## Stated task
Tally how many lines include "sublabel". The number is the whole answer.

## Stored rows
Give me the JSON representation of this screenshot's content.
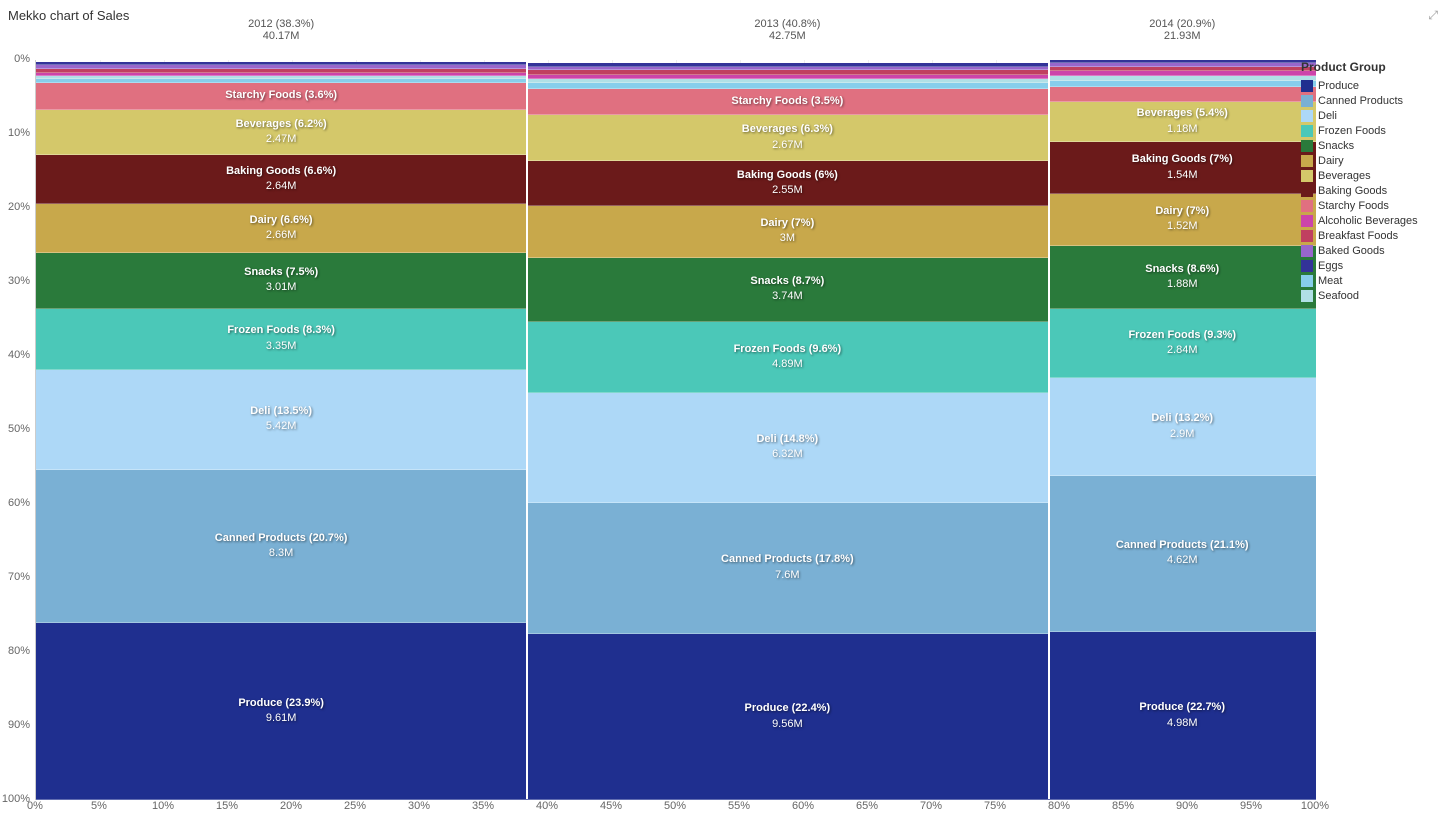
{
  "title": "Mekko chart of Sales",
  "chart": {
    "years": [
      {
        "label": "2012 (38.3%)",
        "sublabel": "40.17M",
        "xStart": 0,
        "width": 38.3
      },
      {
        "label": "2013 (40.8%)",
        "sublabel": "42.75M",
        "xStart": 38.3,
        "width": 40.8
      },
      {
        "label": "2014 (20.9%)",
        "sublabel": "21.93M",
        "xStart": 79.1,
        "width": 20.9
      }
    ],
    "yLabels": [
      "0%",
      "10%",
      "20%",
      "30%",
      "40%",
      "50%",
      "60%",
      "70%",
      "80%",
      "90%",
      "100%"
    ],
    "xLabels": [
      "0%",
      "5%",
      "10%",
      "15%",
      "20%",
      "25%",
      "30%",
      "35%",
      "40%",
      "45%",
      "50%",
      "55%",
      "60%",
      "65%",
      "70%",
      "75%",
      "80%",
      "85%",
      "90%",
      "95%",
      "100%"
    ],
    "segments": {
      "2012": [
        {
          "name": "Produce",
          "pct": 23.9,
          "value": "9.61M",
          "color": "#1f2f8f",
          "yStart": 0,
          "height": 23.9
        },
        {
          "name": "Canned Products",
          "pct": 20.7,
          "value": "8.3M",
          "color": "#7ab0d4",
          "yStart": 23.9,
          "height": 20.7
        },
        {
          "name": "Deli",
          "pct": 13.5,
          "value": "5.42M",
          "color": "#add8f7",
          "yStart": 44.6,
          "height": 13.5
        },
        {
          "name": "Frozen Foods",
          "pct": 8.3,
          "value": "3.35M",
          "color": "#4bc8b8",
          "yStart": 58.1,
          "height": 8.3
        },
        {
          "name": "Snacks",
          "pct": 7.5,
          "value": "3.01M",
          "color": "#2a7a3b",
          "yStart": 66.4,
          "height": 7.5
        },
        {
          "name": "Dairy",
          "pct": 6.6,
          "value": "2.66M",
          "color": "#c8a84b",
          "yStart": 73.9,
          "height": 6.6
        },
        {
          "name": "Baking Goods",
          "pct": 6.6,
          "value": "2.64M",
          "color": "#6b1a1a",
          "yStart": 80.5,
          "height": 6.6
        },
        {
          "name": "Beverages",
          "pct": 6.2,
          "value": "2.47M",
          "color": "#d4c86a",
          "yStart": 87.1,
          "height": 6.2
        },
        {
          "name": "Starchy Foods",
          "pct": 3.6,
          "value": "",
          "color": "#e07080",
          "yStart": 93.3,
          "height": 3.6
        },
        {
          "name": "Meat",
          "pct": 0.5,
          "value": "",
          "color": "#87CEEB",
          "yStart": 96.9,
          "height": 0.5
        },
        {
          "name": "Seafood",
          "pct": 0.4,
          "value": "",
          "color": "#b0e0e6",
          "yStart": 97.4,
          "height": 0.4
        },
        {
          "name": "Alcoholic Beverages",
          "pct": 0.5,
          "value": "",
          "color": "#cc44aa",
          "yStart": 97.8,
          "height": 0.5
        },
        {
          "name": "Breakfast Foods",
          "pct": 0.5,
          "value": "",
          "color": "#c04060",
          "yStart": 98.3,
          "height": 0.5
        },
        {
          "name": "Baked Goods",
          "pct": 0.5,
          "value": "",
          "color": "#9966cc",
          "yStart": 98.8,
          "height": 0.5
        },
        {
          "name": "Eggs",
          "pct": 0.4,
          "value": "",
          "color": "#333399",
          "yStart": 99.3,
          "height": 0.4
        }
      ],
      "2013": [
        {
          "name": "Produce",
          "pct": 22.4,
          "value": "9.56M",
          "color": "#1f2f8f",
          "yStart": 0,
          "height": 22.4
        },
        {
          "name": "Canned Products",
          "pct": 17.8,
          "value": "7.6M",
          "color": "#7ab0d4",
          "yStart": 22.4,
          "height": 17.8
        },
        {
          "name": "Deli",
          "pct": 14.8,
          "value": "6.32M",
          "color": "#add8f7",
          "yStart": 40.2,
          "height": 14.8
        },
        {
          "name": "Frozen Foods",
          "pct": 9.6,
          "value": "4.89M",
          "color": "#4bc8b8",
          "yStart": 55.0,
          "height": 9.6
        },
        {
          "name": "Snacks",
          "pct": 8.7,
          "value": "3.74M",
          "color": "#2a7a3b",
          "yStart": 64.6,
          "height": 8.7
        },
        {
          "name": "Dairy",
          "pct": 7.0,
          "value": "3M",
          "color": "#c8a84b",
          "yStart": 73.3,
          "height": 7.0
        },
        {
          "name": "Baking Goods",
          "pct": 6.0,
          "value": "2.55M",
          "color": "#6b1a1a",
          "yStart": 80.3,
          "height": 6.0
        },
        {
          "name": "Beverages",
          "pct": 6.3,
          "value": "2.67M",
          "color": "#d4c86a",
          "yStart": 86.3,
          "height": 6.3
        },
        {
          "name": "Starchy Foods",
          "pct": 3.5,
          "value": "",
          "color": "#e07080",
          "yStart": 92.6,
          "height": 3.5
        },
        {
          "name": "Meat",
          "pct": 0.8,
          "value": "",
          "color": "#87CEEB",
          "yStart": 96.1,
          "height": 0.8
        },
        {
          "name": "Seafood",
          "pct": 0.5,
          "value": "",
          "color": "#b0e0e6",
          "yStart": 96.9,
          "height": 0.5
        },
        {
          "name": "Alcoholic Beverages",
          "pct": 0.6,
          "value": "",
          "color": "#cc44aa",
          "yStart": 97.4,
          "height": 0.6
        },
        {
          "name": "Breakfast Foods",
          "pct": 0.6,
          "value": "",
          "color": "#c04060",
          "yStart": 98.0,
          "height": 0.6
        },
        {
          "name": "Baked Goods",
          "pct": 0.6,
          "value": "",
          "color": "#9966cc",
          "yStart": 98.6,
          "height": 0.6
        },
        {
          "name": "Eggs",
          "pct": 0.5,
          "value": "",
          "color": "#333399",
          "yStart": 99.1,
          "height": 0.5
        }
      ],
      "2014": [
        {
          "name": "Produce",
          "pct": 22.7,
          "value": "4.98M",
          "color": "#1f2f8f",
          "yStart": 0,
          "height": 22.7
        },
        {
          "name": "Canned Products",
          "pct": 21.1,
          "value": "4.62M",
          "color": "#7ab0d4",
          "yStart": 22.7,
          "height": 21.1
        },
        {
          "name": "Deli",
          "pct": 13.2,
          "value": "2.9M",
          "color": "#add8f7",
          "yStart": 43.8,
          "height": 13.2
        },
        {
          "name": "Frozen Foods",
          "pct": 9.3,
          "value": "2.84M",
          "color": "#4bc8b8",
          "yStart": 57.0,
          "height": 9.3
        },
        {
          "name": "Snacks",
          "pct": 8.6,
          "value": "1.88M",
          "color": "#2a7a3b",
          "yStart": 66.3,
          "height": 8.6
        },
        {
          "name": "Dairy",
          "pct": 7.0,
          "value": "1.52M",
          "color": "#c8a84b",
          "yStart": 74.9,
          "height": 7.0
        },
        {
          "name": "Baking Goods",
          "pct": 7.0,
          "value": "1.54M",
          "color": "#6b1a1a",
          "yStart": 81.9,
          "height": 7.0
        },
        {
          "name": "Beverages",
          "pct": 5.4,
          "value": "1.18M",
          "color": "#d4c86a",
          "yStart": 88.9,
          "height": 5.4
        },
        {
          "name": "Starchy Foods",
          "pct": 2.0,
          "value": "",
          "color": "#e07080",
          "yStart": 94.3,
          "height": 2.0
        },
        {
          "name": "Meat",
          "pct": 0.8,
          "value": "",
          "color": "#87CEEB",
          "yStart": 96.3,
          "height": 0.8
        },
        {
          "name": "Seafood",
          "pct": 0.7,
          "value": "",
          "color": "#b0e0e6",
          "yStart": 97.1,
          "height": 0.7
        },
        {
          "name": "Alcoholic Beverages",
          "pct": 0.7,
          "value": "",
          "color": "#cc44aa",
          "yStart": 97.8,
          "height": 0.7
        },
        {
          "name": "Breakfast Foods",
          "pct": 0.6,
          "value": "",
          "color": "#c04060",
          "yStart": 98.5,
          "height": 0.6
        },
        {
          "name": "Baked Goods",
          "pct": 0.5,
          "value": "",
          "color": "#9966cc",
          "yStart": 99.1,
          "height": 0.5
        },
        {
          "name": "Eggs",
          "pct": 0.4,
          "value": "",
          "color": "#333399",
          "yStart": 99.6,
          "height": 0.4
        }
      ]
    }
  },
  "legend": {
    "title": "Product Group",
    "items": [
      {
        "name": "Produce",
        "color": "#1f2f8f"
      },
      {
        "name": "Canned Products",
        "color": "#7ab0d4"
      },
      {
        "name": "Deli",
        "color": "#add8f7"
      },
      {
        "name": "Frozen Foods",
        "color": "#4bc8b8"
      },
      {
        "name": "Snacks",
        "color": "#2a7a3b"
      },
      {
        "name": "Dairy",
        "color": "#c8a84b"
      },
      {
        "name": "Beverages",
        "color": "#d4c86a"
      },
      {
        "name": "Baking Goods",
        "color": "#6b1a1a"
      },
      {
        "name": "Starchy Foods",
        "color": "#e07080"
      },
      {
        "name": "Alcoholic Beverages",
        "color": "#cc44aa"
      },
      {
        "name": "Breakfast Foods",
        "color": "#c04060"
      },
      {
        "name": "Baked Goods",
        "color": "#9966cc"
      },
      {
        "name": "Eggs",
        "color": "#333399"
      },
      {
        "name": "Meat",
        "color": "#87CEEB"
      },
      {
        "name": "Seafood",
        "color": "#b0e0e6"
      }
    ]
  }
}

==

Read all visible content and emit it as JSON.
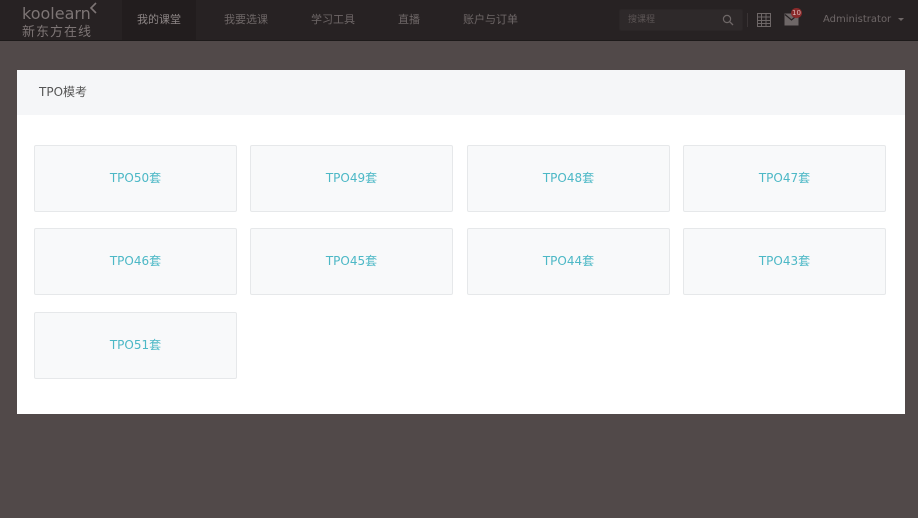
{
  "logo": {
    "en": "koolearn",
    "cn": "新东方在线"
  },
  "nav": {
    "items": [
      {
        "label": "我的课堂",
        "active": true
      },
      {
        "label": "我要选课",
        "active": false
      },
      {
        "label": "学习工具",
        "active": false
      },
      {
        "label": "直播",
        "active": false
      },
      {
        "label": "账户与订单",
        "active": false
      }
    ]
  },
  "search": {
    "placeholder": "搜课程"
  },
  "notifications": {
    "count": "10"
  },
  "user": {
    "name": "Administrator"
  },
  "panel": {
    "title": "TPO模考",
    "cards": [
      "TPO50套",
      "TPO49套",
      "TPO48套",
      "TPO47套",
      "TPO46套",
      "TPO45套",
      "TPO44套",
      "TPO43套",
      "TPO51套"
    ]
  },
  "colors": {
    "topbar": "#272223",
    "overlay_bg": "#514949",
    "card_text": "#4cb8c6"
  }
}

## The result
3